= Stored data entries =
_ _ _ _ _

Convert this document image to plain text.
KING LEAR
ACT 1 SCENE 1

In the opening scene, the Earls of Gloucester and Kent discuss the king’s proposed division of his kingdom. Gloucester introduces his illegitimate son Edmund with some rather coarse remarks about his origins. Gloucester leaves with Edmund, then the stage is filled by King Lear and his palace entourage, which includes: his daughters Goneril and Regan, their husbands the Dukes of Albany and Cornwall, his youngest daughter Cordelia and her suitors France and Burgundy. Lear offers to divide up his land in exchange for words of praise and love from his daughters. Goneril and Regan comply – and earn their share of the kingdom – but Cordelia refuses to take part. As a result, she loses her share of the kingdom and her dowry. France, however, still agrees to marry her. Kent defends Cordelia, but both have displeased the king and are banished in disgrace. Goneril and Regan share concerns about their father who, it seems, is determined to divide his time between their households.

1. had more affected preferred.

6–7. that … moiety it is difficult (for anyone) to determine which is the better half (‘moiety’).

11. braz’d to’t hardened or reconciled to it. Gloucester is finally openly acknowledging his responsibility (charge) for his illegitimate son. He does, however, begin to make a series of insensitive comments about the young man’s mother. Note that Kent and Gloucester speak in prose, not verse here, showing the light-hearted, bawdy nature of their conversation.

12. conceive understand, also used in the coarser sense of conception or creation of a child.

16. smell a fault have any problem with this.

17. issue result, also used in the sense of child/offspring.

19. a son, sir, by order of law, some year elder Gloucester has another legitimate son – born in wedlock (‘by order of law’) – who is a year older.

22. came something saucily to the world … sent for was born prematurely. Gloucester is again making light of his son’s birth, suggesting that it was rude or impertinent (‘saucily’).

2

_ _ _ _ _

= PROBLEM DETAILS =
Look through the entries above and report the number of lines that contain "result". Write only the number.

= REPLY TO THE EXERCISE =
2